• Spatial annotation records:
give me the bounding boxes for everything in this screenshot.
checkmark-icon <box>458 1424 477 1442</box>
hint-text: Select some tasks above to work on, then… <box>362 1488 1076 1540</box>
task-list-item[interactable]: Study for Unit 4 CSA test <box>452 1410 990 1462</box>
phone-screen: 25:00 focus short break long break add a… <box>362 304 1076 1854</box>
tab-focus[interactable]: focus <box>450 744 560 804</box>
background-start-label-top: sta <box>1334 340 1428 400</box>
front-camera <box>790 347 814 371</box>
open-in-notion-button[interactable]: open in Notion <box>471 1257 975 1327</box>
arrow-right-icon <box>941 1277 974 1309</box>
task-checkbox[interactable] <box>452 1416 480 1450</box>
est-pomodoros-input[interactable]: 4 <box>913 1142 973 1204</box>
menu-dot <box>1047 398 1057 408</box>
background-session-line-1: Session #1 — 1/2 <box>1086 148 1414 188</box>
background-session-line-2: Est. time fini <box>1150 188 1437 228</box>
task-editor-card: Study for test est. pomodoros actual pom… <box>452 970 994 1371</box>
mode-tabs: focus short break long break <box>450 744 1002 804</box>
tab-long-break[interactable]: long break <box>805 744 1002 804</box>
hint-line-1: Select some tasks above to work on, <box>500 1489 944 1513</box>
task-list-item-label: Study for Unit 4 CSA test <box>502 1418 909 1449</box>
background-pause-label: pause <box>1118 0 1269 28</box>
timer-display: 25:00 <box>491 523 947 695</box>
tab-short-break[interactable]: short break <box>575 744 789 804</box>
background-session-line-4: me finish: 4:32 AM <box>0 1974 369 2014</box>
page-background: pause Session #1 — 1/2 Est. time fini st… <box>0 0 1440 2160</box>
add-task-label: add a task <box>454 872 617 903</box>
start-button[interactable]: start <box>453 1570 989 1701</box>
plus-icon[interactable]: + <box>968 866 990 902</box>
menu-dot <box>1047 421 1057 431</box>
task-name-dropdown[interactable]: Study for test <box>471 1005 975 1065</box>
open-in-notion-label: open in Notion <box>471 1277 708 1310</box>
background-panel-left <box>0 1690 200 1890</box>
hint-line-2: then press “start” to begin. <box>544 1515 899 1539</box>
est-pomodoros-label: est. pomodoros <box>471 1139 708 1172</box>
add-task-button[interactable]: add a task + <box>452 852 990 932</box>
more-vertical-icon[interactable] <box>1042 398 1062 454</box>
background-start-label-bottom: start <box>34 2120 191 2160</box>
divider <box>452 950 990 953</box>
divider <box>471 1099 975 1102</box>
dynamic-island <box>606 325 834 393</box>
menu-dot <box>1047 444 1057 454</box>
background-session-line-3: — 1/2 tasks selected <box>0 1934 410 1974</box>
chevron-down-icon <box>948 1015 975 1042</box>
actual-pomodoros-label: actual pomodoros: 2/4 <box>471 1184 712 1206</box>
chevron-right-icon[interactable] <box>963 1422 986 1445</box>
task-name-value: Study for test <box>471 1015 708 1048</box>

• Prompt:
Reproduce the lines from the start of the records through the line containing "task-list-item[interactable]: Study for", both included, and nothing else.

• Answer for this exercise:
give me the bounding boxes for everything in this screenshot.
checkmark-icon <box>458 1424 477 1442</box>
hint-text: Select some tasks above to work on, then… <box>362 1488 1076 1540</box>
task-list-item[interactable]: Study for Unit 4 CSA test <box>452 1410 990 1462</box>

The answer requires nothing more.